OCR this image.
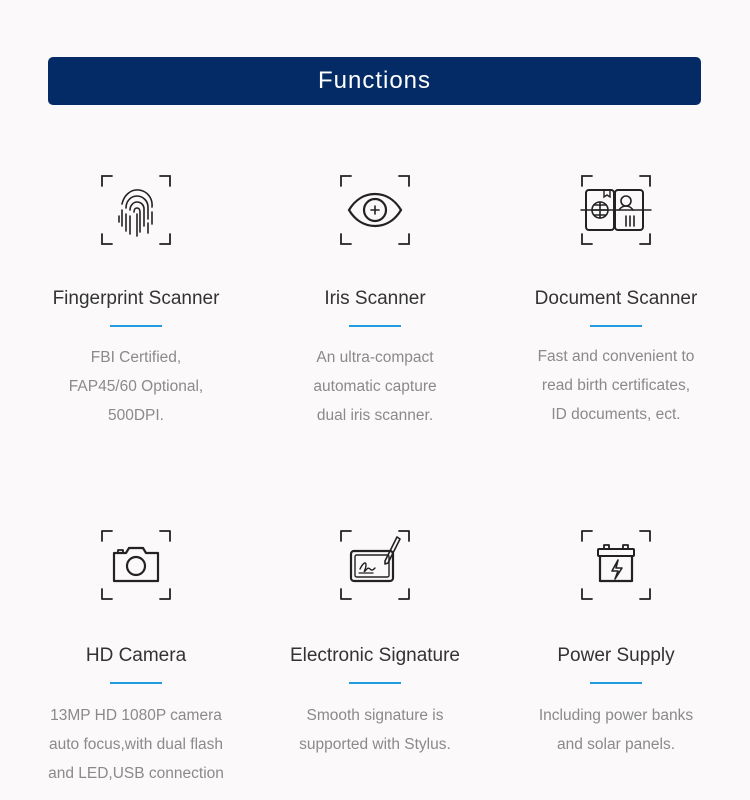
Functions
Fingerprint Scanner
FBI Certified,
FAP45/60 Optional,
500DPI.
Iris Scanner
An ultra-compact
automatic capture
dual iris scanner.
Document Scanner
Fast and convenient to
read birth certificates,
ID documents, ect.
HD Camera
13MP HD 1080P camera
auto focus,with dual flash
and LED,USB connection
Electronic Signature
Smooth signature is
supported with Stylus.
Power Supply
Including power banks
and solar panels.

═══

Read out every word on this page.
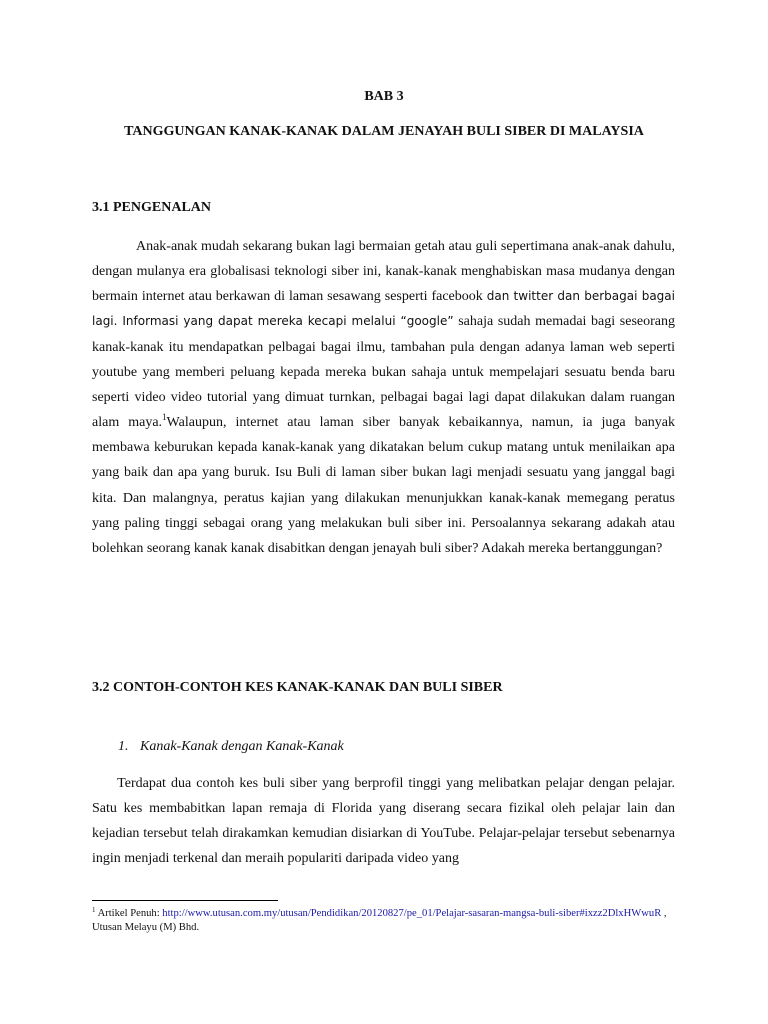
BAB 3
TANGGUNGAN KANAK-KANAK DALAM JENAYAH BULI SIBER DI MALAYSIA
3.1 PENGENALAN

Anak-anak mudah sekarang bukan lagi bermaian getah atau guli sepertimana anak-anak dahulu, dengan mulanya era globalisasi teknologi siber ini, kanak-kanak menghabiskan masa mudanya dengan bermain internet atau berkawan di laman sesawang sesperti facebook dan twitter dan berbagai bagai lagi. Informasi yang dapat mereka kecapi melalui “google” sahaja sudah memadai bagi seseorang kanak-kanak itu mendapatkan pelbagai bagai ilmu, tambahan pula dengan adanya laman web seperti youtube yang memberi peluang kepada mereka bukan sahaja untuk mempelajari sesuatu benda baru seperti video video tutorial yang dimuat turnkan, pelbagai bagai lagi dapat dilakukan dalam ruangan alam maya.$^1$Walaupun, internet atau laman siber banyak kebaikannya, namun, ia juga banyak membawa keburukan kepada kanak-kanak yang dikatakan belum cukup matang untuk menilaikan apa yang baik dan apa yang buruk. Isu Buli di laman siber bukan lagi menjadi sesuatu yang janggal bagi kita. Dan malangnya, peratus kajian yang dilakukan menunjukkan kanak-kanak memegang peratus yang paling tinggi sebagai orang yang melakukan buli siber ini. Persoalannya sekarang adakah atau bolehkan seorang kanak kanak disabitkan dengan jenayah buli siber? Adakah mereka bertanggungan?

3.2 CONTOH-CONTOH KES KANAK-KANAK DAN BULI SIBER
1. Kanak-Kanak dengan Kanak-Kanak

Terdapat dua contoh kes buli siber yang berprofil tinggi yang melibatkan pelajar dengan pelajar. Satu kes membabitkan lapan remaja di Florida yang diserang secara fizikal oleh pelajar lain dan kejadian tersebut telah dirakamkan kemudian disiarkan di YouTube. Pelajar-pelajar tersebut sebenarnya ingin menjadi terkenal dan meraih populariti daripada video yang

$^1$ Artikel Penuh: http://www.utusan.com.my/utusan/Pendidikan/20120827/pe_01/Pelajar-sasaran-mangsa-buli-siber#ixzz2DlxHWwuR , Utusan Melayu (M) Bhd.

═══

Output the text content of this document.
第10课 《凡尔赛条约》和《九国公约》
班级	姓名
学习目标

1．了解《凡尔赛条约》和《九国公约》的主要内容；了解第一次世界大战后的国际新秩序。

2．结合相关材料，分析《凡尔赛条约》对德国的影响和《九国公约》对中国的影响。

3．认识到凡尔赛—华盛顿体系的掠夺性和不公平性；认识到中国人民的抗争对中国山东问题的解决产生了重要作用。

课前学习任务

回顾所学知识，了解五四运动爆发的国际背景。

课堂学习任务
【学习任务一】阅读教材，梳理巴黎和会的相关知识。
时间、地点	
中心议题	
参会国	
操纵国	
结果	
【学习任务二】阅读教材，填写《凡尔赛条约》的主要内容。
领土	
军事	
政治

═══

List every line above that holds the word "with".

auto focus,with dual flash
supported with Stylus.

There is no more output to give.